= GIVEN EXERCISE =
Change every "track-value-label" in the lines below to "wave-height-label" and leave everything else untouched.

###

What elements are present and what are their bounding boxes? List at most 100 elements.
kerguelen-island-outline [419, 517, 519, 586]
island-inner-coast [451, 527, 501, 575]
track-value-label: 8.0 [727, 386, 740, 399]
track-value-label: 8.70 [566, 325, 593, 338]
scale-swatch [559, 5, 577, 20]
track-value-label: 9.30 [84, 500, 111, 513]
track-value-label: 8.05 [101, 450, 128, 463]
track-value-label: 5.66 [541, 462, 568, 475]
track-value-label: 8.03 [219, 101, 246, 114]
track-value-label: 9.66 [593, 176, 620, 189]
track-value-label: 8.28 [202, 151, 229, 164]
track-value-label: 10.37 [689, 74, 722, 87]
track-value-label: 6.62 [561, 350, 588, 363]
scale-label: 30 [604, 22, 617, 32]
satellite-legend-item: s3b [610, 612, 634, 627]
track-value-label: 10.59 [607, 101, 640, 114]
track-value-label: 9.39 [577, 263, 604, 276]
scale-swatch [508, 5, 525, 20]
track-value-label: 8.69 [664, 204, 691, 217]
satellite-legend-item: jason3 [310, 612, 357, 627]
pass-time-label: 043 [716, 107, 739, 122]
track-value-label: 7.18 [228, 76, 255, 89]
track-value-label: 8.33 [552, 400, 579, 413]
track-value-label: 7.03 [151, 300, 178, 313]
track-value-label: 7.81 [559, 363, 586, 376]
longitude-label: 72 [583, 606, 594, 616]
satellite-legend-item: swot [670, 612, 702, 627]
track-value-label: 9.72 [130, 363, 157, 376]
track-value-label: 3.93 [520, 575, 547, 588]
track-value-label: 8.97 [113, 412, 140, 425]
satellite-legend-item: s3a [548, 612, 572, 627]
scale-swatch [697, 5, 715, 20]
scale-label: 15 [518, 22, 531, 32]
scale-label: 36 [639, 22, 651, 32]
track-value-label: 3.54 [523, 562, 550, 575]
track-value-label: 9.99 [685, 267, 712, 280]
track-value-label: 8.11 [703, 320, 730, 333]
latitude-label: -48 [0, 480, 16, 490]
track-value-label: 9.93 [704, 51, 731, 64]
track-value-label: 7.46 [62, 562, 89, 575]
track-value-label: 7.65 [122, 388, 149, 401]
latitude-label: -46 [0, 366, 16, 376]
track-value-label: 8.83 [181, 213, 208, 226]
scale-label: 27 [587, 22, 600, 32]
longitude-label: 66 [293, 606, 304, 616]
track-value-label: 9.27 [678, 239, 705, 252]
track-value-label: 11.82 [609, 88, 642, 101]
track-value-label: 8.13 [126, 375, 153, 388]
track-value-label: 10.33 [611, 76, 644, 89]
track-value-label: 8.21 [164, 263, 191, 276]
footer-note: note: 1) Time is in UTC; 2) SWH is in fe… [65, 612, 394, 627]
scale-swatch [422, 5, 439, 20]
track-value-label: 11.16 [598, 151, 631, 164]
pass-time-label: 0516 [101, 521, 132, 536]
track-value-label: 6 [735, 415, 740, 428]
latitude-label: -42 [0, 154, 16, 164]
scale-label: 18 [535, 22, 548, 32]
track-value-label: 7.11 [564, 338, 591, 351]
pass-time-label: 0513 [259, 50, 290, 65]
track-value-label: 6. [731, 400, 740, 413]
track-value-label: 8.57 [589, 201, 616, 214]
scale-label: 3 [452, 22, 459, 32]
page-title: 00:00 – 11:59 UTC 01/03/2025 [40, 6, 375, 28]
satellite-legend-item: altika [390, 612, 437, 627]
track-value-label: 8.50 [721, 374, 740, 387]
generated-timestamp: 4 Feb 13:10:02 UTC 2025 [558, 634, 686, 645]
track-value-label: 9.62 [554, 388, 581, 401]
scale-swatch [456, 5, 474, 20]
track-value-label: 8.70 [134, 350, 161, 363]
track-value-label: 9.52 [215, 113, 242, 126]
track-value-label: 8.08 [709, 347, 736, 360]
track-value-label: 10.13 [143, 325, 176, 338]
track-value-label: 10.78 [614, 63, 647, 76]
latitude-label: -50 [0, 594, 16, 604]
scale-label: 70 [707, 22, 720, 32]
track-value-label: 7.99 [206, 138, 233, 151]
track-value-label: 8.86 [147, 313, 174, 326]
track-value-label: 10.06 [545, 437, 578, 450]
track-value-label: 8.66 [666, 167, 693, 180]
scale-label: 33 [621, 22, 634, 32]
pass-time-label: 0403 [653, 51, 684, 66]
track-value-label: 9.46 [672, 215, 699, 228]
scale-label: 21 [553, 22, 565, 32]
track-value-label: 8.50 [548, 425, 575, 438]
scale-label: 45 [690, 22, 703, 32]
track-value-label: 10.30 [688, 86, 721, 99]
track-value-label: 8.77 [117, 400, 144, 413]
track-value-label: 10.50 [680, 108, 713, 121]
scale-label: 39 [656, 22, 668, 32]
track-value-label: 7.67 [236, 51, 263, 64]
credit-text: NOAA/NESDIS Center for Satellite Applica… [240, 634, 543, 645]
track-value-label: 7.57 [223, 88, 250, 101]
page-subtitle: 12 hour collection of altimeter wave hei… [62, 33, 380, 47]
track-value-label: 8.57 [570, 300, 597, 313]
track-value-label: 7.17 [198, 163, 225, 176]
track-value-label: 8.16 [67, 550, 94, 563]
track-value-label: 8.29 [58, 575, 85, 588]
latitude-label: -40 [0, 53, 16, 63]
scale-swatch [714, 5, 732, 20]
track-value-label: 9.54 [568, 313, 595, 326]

###

= RESPONSE TO THE EXERCISE =
What elements are present and what are their bounding boxes? List at most 100 elements.
kerguelen-island-outline [419, 517, 519, 586]
island-inner-coast [451, 527, 501, 575]
wave-height-label: 8.0 [727, 386, 740, 399]
wave-height-label: 8.70 [566, 325, 593, 338]
scale-swatch [559, 5, 577, 20]
wave-height-label: 9.30 [84, 500, 111, 513]
wave-height-label: 8.05 [101, 450, 128, 463]
wave-height-label: 5.66 [541, 462, 568, 475]
wave-height-label: 8.03 [219, 101, 246, 114]
wave-height-label: 9.66 [593, 176, 620, 189]
wave-height-label: 8.28 [202, 151, 229, 164]
wave-height-label: 10.37 [689, 74, 722, 87]
wave-height-label: 6.62 [561, 350, 588, 363]
scale-label: 30 [604, 22, 617, 32]
satellite-legend-item: s3b [610, 612, 634, 627]
wave-height-label: 10.59 [607, 101, 640, 114]
wave-height-label: 9.39 [577, 263, 604, 276]
scale-swatch [508, 5, 525, 20]
wave-height-label: 8.69 [664, 204, 691, 217]
satellite-legend-item: jason3 [310, 612, 357, 627]
pass-time-label: 043 [716, 107, 739, 122]
wave-height-label: 7.18 [228, 76, 255, 89]
wave-height-label: 8.33 [552, 400, 579, 413]
wave-height-label: 7.03 [151, 300, 178, 313]
wave-height-label: 7.81 [559, 363, 586, 376]
longitude-label: 72 [583, 606, 594, 616]
satellite-legend-item: swot [670, 612, 702, 627]
wave-height-label: 9.72 [130, 363, 157, 376]
wave-height-label: 3.93 [520, 575, 547, 588]
wave-height-label: 8.97 [113, 412, 140, 425]
satellite-legend-item: s3a [548, 612, 572, 627]
scale-swatch [697, 5, 715, 20]
scale-label: 15 [518, 22, 531, 32]
scale-label: 36 [639, 22, 651, 32]
wave-height-label: 3.54 [523, 562, 550, 575]
wave-height-label: 9.99 [685, 267, 712, 280]
wave-height-label: 8.11 [703, 320, 730, 333]
latitude-label: -48 [0, 480, 16, 490]
wave-height-label: 9.93 [704, 51, 731, 64]
wave-height-label: 7.46 [62, 562, 89, 575]
wave-height-label: 7.65 [122, 388, 149, 401]
latitude-label: -46 [0, 366, 16, 376]
wave-height-label: 8.83 [181, 213, 208, 226]
scale-label: 27 [587, 22, 600, 32]
longitude-label: 66 [293, 606, 304, 616]
wave-height-label: 9.27 [678, 239, 705, 252]
wave-height-label: 11.82 [609, 88, 642, 101]
wave-height-label: 8.13 [126, 375, 153, 388]
wave-height-label: 10.33 [611, 76, 644, 89]
wave-height-label: 8.21 [164, 263, 191, 276]
footer-note: note: 1) Time is in UTC; 2) SWH is in fe… [65, 612, 394, 627]
scale-swatch [422, 5, 439, 20]
wave-height-label: 11.16 [598, 151, 631, 164]
pass-time-label: 0516 [101, 521, 132, 536]
wave-height-label: 6 [735, 415, 740, 428]
latitude-label: -42 [0, 154, 16, 164]
scale-label: 18 [535, 22, 548, 32]
wave-height-label: 7.11 [564, 338, 591, 351]
pass-time-label: 0513 [259, 50, 290, 65]
wave-height-label: 6. [731, 400, 740, 413]
wave-height-label: 8.57 [589, 201, 616, 214]
scale-label: 3 [452, 22, 459, 32]
page-title: 00:00 – 11:59 UTC 01/03/2025 [40, 6, 375, 28]
satellite-legend-item: altika [390, 612, 437, 627]
wave-height-label: 8.50 [721, 374, 740, 387]
generated-timestamp: 4 Feb 13:10:02 UTC 2025 [558, 634, 686, 645]
wave-height-label: 9.62 [554, 388, 581, 401]
scale-swatch [456, 5, 474, 20]
wave-height-label: 8.70 [134, 350, 161, 363]
wave-height-label: 9.52 [215, 113, 242, 126]
wave-height-label: 8.08 [709, 347, 736, 360]
wave-height-label: 10.13 [143, 325, 176, 338]
wave-height-label: 10.78 [614, 63, 647, 76]
latitude-label: -50 [0, 594, 16, 604]
scale-label: 70 [707, 22, 720, 32]
wave-height-label: 7.99 [206, 138, 233, 151]
wave-height-label: 8.86 [147, 313, 174, 326]
wave-height-label: 10.06 [545, 437, 578, 450]
wave-height-label: 8.66 [666, 167, 693, 180]
scale-label: 33 [621, 22, 634, 32]
pass-time-label: 0403 [653, 51, 684, 66]
wave-height-label: 9.46 [672, 215, 699, 228]
scale-label: 21 [553, 22, 565, 32]
wave-height-label: 8.50 [548, 425, 575, 438]
scale-label: 45 [690, 22, 703, 32]
wave-height-label: 10.30 [688, 86, 721, 99]
wave-height-label: 8.77 [117, 400, 144, 413]
wave-height-label: 10.50 [680, 108, 713, 121]
scale-label: 39 [656, 22, 668, 32]
wave-height-label: 7.67 [236, 51, 263, 64]
credit-text: NOAA/NESDIS Center for Satellite Applica… [240, 634, 543, 645]
wave-height-label: 7.57 [223, 88, 250, 101]
page-subtitle: 12 hour collection of altimeter wave hei… [62, 33, 380, 47]
wave-height-label: 8.57 [570, 300, 597, 313]
wave-height-label: 7.17 [198, 163, 225, 176]
wave-height-label: 8.16 [67, 550, 94, 563]
wave-height-label: 8.29 [58, 575, 85, 588]
latitude-label: -40 [0, 53, 16, 63]
scale-swatch [714, 5, 732, 20]
wave-height-label: 9.54 [568, 313, 595, 326]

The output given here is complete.